→ Stated goal: Without the pictures, set down the records below word for word.

→ Input:
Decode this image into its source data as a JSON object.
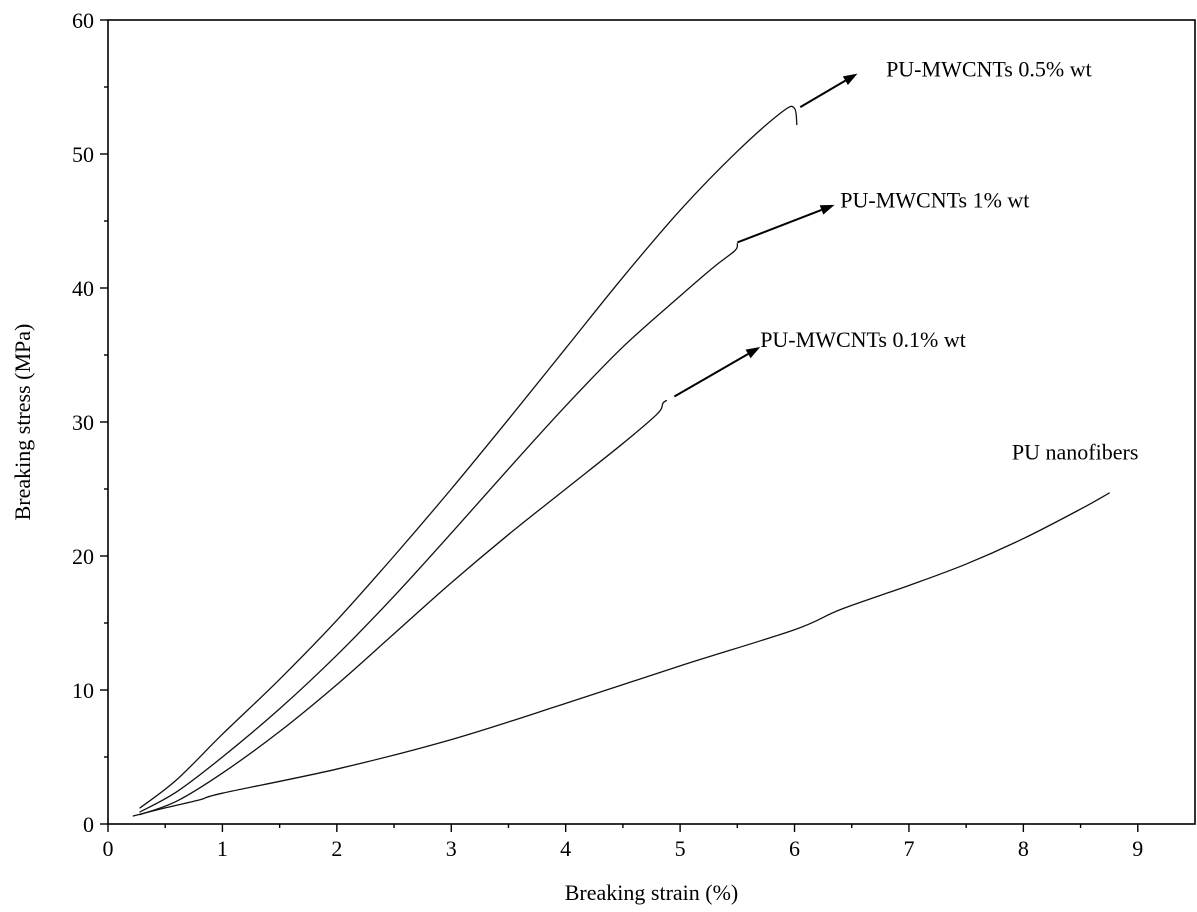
{
  "chart_data": {
    "type": "line",
    "xlabel": "Breaking strain (%)",
    "ylabel": "Breaking stress (MPa)",
    "xlim": [
      0,
      9.5
    ],
    "ylim": [
      0,
      60
    ],
    "x_ticks": [
      0,
      1,
      2,
      3,
      4,
      5,
      6,
      7,
      8,
      9
    ],
    "y_ticks": [
      0,
      10,
      20,
      30,
      40,
      50,
      60
    ],
    "grid": false,
    "series": [
      {
        "name": "PU-MWCNTs 0.5% wt",
        "points": [
          [
            0.28,
            1.2
          ],
          [
            0.6,
            3.3
          ],
          [
            1.0,
            6.7
          ],
          [
            1.5,
            10.8
          ],
          [
            2.0,
            15.2
          ],
          [
            2.5,
            20.0
          ],
          [
            3.0,
            25.0
          ],
          [
            3.5,
            30.2
          ],
          [
            4.0,
            35.5
          ],
          [
            4.5,
            40.8
          ],
          [
            5.0,
            45.8
          ],
          [
            5.5,
            50.2
          ],
          [
            5.9,
            53.2
          ],
          [
            6.0,
            53.4
          ],
          [
            6.02,
            52.2
          ]
        ]
      },
      {
        "name": "PU-MWCNTs 1% wt",
        "points": [
          [
            0.28,
            0.9
          ],
          [
            0.6,
            2.4
          ],
          [
            1.0,
            5.0
          ],
          [
            1.5,
            8.6
          ],
          [
            2.0,
            12.6
          ],
          [
            2.5,
            17.0
          ],
          [
            3.0,
            21.7
          ],
          [
            3.5,
            26.5
          ],
          [
            4.0,
            31.2
          ],
          [
            4.5,
            35.6
          ],
          [
            5.0,
            39.4
          ],
          [
            5.3,
            41.6
          ],
          [
            5.48,
            42.8
          ],
          [
            5.5,
            43.3
          ]
        ]
      },
      {
        "name": "PU-MWCNTs 0.1% wt",
        "points": [
          [
            0.28,
            0.7
          ],
          [
            0.6,
            1.7
          ],
          [
            1.0,
            3.8
          ],
          [
            1.5,
            6.9
          ],
          [
            2.0,
            10.4
          ],
          [
            2.5,
            14.2
          ],
          [
            3.0,
            18.0
          ],
          [
            3.5,
            21.6
          ],
          [
            4.0,
            25.0
          ],
          [
            4.5,
            28.4
          ],
          [
            4.8,
            30.6
          ],
          [
            4.85,
            31.4
          ],
          [
            4.88,
            31.6
          ]
        ]
      },
      {
        "name": "PU nanofibers",
        "points": [
          [
            0.22,
            0.6
          ],
          [
            0.5,
            1.2
          ],
          [
            0.8,
            1.8
          ],
          [
            1.0,
            2.3
          ],
          [
            2.0,
            4.1
          ],
          [
            3.0,
            6.3
          ],
          [
            4.0,
            9.0
          ],
          [
            5.0,
            11.8
          ],
          [
            6.0,
            14.5
          ],
          [
            6.4,
            16.0
          ],
          [
            7.0,
            17.8
          ],
          [
            7.5,
            19.4
          ],
          [
            8.0,
            21.3
          ],
          [
            8.5,
            23.5
          ],
          [
            8.75,
            24.7
          ]
        ]
      }
    ],
    "annotations": [
      {
        "text": "PU-MWCNTs 0.5% wt",
        "tx": 6.8,
        "ty": 55.8,
        "ax0": 6.05,
        "ay0": 53.5,
        "ax1": 6.55,
        "ay1": 56.0,
        "arrow": true
      },
      {
        "text": "PU-MWCNTs 1% wt",
        "tx": 6.4,
        "ty": 46.0,
        "ax0": 5.5,
        "ay0": 43.4,
        "ax1": 6.35,
        "ay1": 46.2,
        "arrow": true
      },
      {
        "text": "PU-MWCNTs 0.1% wt",
        "tx": 5.7,
        "ty": 35.6,
        "ax0": 4.95,
        "ay0": 31.9,
        "ax1": 5.7,
        "ay1": 35.6,
        "arrow": true
      },
      {
        "text": "PU nanofibers",
        "tx": 7.9,
        "ty": 27.2,
        "arrow": false
      }
    ]
  }
}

→ Solution to this exercise:
Decode this image into its source data as a JSON object.
{
  "chart_data": {
    "type": "line",
    "xlabel": "Breaking strain (%)",
    "ylabel": "Breaking stress (MPa)",
    "xlim": [
      0,
      9.5
    ],
    "ylim": [
      0,
      60
    ],
    "x_ticks": [
      0,
      1,
      2,
      3,
      4,
      5,
      6,
      7,
      8,
      9
    ],
    "y_ticks": [
      0,
      10,
      20,
      30,
      40,
      50,
      60
    ],
    "grid": false,
    "series": [
      {
        "name": "PU-MWCNTs 0.5% wt",
        "points": [
          [
            0.28,
            1.2
          ],
          [
            0.6,
            3.3
          ],
          [
            1.0,
            6.7
          ],
          [
            1.5,
            10.8
          ],
          [
            2.0,
            15.2
          ],
          [
            2.5,
            20.0
          ],
          [
            3.0,
            25.0
          ],
          [
            3.5,
            30.2
          ],
          [
            4.0,
            35.5
          ],
          [
            4.5,
            40.8
          ],
          [
            5.0,
            45.8
          ],
          [
            5.5,
            50.2
          ],
          [
            5.9,
            53.2
          ],
          [
            6.0,
            53.4
          ],
          [
            6.02,
            52.2
          ]
        ]
      },
      {
        "name": "PU-MWCNTs 1% wt",
        "points": [
          [
            0.28,
            0.9
          ],
          [
            0.6,
            2.4
          ],
          [
            1.0,
            5.0
          ],
          [
            1.5,
            8.6
          ],
          [
            2.0,
            12.6
          ],
          [
            2.5,
            17.0
          ],
          [
            3.0,
            21.7
          ],
          [
            3.5,
            26.5
          ],
          [
            4.0,
            31.2
          ],
          [
            4.5,
            35.6
          ],
          [
            5.0,
            39.4
          ],
          [
            5.3,
            41.6
          ],
          [
            5.48,
            42.8
          ],
          [
            5.5,
            43.3
          ]
        ]
      },
      {
        "name": "PU-MWCNTs 0.1% wt",
        "points": [
          [
            0.28,
            0.7
          ],
          [
            0.6,
            1.7
          ],
          [
            1.0,
            3.8
          ],
          [
            1.5,
            6.9
          ],
          [
            2.0,
            10.4
          ],
          [
            2.5,
            14.2
          ],
          [
            3.0,
            18.0
          ],
          [
            3.5,
            21.6
          ],
          [
            4.0,
            25.0
          ],
          [
            4.5,
            28.4
          ],
          [
            4.8,
            30.6
          ],
          [
            4.85,
            31.4
          ],
          [
            4.88,
            31.6
          ]
        ]
      },
      {
        "name": "PU nanofibers",
        "points": [
          [
            0.22,
            0.6
          ],
          [
            0.5,
            1.2
          ],
          [
            0.8,
            1.8
          ],
          [
            1.0,
            2.3
          ],
          [
            2.0,
            4.1
          ],
          [
            3.0,
            6.3
          ],
          [
            4.0,
            9.0
          ],
          [
            5.0,
            11.8
          ],
          [
            6.0,
            14.5
          ],
          [
            6.4,
            16.0
          ],
          [
            7.0,
            17.8
          ],
          [
            7.5,
            19.4
          ],
          [
            8.0,
            21.3
          ],
          [
            8.5,
            23.5
          ],
          [
            8.75,
            24.7
          ]
        ]
      }
    ],
    "annotations": [
      {
        "text": "PU-MWCNTs 0.5% wt",
        "tx": 6.8,
        "ty": 55.8,
        "ax0": 6.05,
        "ay0": 53.5,
        "ax1": 6.55,
        "ay1": 56.0,
        "arrow": true
      },
      {
        "text": "PU-MWCNTs 1% wt",
        "tx": 6.4,
        "ty": 46.0,
        "ax0": 5.5,
        "ay0": 43.4,
        "ax1": 6.35,
        "ay1": 46.2,
        "arrow": true
      },
      {
        "text": "PU-MWCNTs 0.1% wt",
        "tx": 5.7,
        "ty": 35.6,
        "ax0": 4.95,
        "ay0": 31.9,
        "ax1": 5.7,
        "ay1": 35.6,
        "arrow": true
      },
      {
        "text": "PU nanofibers",
        "tx": 7.9,
        "ty": 27.2,
        "arrow": false
      }
    ]
  }
}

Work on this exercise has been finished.